- [TO DO]: Repeat each entry as written, dropping any picture you find.

/---

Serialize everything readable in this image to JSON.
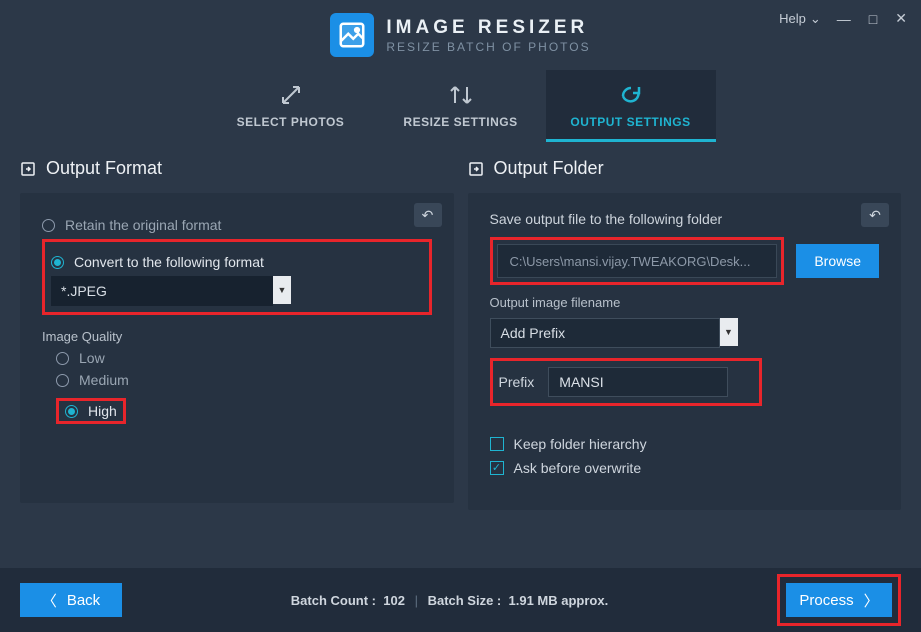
{
  "header": {
    "title": "IMAGE RESIZER",
    "subtitle": "RESIZE BATCH OF PHOTOS",
    "help": "Help"
  },
  "tabs": {
    "select": "SELECT PHOTOS",
    "resize": "RESIZE SETTINGS",
    "output": "OUTPUT SETTINGS"
  },
  "left": {
    "title": "Output Format",
    "retain": "Retain the original format",
    "convert": "Convert to the following format",
    "format_value": "*.JPEG",
    "quality_label": "Image Quality",
    "low": "Low",
    "medium": "Medium",
    "high": "High"
  },
  "right": {
    "title": "Output Folder",
    "save_label": "Save output file to the following folder",
    "path": "C:\\Users\\mansi.vijay.TWEAKORG\\Desk...",
    "browse": "Browse",
    "filename_label": "Output image filename",
    "mode_value": "Add Prefix",
    "prefix_label": "Prefix",
    "prefix_value": "MANSI",
    "keep_hierarchy": "Keep folder hierarchy",
    "ask_overwrite": "Ask before overwrite"
  },
  "footer": {
    "back": "Back",
    "count_label": "Batch Count :",
    "count_value": "102",
    "size_label": "Batch Size :",
    "size_value": "1.91 MB approx.",
    "process": "Process"
  }
}
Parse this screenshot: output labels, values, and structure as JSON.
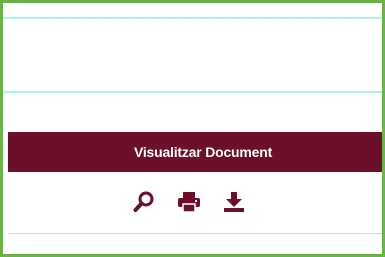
{
  "document_panel": {
    "header_label": "Visualitzar Document",
    "colors": {
      "header_background": "#6b1028",
      "header_text": "#ffffff",
      "icon_color": "#6b1028",
      "frame_border": "#6bb24a",
      "guide_lines": "#a9f1ec"
    },
    "actions": [
      {
        "icon": "search-icon"
      },
      {
        "icon": "print-icon"
      },
      {
        "icon": "download-icon"
      }
    ]
  }
}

\---

- [THE ANSWER]:
Serialize everything readable in this image to JSON.
{
  "header": {
    "title": "IMAGE RESIZER",
    "subtitle": "RESIZE BATCH OF PHOTOS",
    "help": "Help"
  },
  "tabs": {
    "select": "SELECT PHOTOS",
    "resize": "RESIZE SETTINGS",
    "output": "OUTPUT SETTINGS"
  },
  "left": {
    "title": "Output Format",
    "retain": "Retain the original format",
    "convert": "Convert to the following format",
    "format_value": "*.JPEG",
    "quality_label": "Image Quality",
    "low": "Low",
    "medium": "Medium",
    "high": "High"
  },
  "right": {
    "title": "Output Folder",
    "save_label": "Save output file to the following folder",
    "path": "C:\\Users\\mansi.vijay.TWEAKORG\\Desk...",
    "browse": "Browse",
    "filename_label": "Output image filename",
    "mode_value": "Add Prefix",
    "prefix_label": "Prefix",
    "prefix_value": "MANSI",
    "keep_hierarchy": "Keep folder hierarchy",
    "ask_overwrite": "Ask before overwrite"
  },
  "footer": {
    "back": "Back",
    "count_label": "Batch Count :",
    "count_value": "102",
    "size_label": "Batch Size :",
    "size_value": "1.91 MB approx.",
    "process": "Process"
  }
}
Parse this screenshot: output labels, values, and structure as JSON.
{
  "document_panel": {
    "header_label": "Visualitzar Document",
    "colors": {
      "header_background": "#6b1028",
      "header_text": "#ffffff",
      "icon_color": "#6b1028",
      "frame_border": "#6bb24a",
      "guide_lines": "#a9f1ec"
    },
    "actions": [
      {
        "icon": "search-icon"
      },
      {
        "icon": "print-icon"
      },
      {
        "icon": "download-icon"
      }
    ]
  }
}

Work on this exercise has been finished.